**What you have to do**: Output the data below in full, byte for byte. Nothing may differ.
--- start ---
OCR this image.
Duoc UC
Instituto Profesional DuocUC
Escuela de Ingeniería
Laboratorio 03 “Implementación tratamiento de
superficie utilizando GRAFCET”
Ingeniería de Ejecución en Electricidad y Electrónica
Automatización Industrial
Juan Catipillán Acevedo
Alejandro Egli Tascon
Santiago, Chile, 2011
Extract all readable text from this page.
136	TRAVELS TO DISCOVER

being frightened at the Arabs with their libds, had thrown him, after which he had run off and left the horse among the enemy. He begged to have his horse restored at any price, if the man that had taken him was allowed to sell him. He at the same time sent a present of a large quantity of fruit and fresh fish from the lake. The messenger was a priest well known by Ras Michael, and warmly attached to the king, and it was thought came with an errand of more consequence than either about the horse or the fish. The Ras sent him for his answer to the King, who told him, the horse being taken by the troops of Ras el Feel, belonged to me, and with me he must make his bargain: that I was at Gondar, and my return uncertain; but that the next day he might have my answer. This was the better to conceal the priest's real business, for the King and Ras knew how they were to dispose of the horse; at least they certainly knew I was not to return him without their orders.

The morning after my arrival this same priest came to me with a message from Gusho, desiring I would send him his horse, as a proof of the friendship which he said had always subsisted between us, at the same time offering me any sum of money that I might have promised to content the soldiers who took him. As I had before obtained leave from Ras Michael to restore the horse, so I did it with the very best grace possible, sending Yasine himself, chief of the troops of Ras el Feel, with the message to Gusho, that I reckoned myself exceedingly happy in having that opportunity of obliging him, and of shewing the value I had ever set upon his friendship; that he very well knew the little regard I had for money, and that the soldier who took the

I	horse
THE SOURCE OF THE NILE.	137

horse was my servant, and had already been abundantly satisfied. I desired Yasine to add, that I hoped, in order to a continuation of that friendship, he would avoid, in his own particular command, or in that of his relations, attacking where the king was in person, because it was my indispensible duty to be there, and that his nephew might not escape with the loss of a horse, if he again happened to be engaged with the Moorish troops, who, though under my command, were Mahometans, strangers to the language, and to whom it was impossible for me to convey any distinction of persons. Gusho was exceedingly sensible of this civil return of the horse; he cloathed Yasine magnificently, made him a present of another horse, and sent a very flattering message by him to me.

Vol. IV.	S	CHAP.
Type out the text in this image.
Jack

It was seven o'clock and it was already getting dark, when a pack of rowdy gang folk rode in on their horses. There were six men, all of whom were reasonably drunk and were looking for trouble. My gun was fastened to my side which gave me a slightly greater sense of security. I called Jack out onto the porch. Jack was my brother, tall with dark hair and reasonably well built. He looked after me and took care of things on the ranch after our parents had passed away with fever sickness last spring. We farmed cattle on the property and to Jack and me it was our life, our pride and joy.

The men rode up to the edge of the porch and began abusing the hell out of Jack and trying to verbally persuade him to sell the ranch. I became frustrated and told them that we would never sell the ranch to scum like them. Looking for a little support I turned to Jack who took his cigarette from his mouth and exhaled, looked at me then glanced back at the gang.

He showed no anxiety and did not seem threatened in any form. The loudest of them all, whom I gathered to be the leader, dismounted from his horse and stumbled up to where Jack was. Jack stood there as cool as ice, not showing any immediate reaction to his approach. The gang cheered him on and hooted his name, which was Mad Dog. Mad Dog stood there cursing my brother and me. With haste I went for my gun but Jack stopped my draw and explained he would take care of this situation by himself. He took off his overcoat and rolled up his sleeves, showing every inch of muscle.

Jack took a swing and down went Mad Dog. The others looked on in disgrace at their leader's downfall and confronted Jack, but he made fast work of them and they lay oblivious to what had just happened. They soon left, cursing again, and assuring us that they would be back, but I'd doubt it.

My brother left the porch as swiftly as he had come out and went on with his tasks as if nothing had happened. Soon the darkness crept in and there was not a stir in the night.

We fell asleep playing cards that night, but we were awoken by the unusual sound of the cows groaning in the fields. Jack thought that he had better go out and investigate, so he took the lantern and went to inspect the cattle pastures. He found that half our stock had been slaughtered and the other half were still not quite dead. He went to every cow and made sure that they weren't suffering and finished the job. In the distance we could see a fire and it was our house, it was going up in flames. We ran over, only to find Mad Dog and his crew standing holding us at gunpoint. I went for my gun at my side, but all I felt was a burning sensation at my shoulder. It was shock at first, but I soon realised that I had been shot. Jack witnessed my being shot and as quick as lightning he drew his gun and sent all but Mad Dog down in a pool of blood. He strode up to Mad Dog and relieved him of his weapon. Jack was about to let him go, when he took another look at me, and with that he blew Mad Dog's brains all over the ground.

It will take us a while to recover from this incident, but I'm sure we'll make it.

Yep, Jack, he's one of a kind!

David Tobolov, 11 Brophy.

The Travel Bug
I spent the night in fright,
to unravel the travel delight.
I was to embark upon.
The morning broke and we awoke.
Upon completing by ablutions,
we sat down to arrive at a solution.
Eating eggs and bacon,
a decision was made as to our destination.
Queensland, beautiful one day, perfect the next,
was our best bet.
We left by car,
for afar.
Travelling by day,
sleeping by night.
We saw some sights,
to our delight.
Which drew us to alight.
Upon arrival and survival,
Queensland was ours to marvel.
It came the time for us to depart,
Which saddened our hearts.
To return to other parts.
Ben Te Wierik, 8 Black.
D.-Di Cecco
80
--- end ---
**Response to this exercise**:
OCR this image.
Duoc UC
Instituto Profesional DuocUC
Escuela de Ingeniería
Laboratorio 03 “Implementación tratamiento de
superficie utilizando GRAFCET”
Ingeniería de Ejecución en Electricidad y Electrónica
Automatización Industrial
Juan Catipillán Acevedo
Alejandro Egli Tascon
Santiago, Chile, 2011
Extract all readable text from this page.
136	TRAVELS TO DISCOVER

being frightened at the Arabs with their libds, had thrown him, after which he had run off and left the horse among the enemy. He begged to have his horse restored at any price, if the man that had taken him was allowed to sell him. He at the same time sent a present of a large quantity of fruit and fresh fish from the lake. The messenger was a priest well known by Ras Michael, and warmly attached to the king, and it was thought came with an errand of more consequence than either about the horse or the fish. The Ras sent him for his answer to the King, who told him, the horse being taken by the troops of Ras el Feel, belonged to me, and with me he must make his bargain: that I was at Gondar, and my return uncertain; but that the next day he might have my answer. This was the better to conceal the priest's real business, for the King and Ras knew how they were to dispose of the horse; at least they certainly knew I was not to return him without their orders.

The morning after my arrival this same priest came to me with a message from Gusho, desiring I would send him his horse, as a proof of the friendship which he said had always subsisted between us, at the same time offering me any sum of money that I might have promised to content the soldiers who took him. As I had before obtained leave from Ras Michael to restore the horse, so I did it with the very best grace possible, sending Yasine himself, chief of the troops of Ras el Feel, with the message to Gusho, that I reckoned myself exceedingly happy in having that opportunity of obliging him, and of shewing the value I had ever set upon his friendship; that he very well knew the little regard I had for money, and that the soldier who took the

I	horse
THE SOURCE OF THE NILE.	137

horse was my servant, and had already been abundantly satisfied. I desired Yasine to add, that I hoped, in order to a continuation of that friendship, he would avoid, in his own particular command, or in that of his relations, attacking where the king was in person, because it was my indispensible duty to be there, and that his nephew might not escape with the loss of a horse, if he again happened to be engaged with the Moorish troops, who, though under my command, were Mahometans, strangers to the language, and to whom it was impossible for me to convey any distinction of persons. Gusho was exceedingly sensible of this civil return of the horse; he cloathed Yasine magnificently, made him a present of another horse, and sent a very flattering message by him to me.

Vol. IV.	S	CHAP.
Type out the text in this image.
Jack

It was seven o'clock and it was already getting dark, when a pack of rowdy gang folk rode in on their horses. There were six men, all of whom were reasonably drunk and were looking for trouble. My gun was fastened to my side which gave me a slightly greater sense of security. I called Jack out onto the porch. Jack was my brother, tall with dark hair and reasonably well built. He looked after me and took care of things on the ranch after our parents had passed away with fever sickness last spring. We farmed cattle on the property and to Jack and me it was our life, our pride and joy.

The men rode up to the edge of the porch and began abusing the hell out of Jack and trying to verbally persuade him to sell the ranch. I became frustrated and told them that we would never sell the ranch to scum like them. Looking for a little support I turned to Jack who took his cigarette from his mouth and exhaled, looked at me then glanced back at the gang.

He showed no anxiety and did not seem threatened in any form. The loudest of them all, whom I gathered to be the leader, dismounted from his horse and stumbled up to where Jack was. Jack stood there as cool as ice, not showing any immediate reaction to his approach. The gang cheered him on and hooted his name, which was Mad Dog. Mad Dog stood there cursing my brother and me. With haste I went for my gun but Jack stopped my draw and explained he would take care of this situation by himself. He took off his overcoat and rolled up his sleeves, showing every inch of muscle.

Jack took a swing and down went Mad Dog. The others looked on in disgrace at their leader's downfall and confronted Jack, but he made fast work of them and they lay oblivious to what had just happened. They soon left, cursing again, and assuring us that they would be back, but I'd doubt it.

My brother left the porch as swiftly as he had come out and went on with his tasks as if nothing had happened. Soon the darkness crept in and there was not a stir in the night.

We fell asleep playing cards that night, but we were awoken by the unusual sound of the cows groaning in the fields. Jack thought that he had better go out and investigate, so he took the lantern and went to inspect the cattle pastures. He found that half our stock had been slaughtered and the other half were still not quite dead. He went to every cow and made sure that they weren't suffering and finished the job. In the distance we could see a fire and it was our house, it was going up in flames. We ran over, only to find Mad Dog and his crew standing holding us at gunpoint. I went for my gun at my side, but all I felt was a burning sensation at my shoulder. It was shock at first, but I soon realised that I had been shot. Jack witnessed my being shot and as quick as lightning he drew his gun and sent all but Mad Dog down in a pool of blood. He strode up to Mad Dog and relieved him of his weapon. Jack was about to let him go, when he took another look at me, and with that he blew Mad Dog's brains all over the ground.

It will take us a while to recover from this incident, but I'm sure we'll make it.

Yep, Jack, he's one of a kind!

David Tobolov, 11 Brophy.

The Travel Bug
I spent the night in fright,
to unravel the travel delight.
I was to embark upon.
The morning broke and we awoke.
Upon completing by ablutions,
we sat down to arrive at a solution.
Eating eggs and bacon,
a decision was made as to our destination.
Queensland, beautiful one day, perfect the next,
was our best bet.
We left by car,
for afar.
Travelling by day,
sleeping by night.
We saw some sights,
to our delight.
Which drew us to alight.
Upon arrival and survival,
Queensland was ours to marvel.
It came the time for us to depart,
Which saddened our hearts.
To return to other parts.
Ben Te Wierik, 8 Black.
D.-Di Cecco
80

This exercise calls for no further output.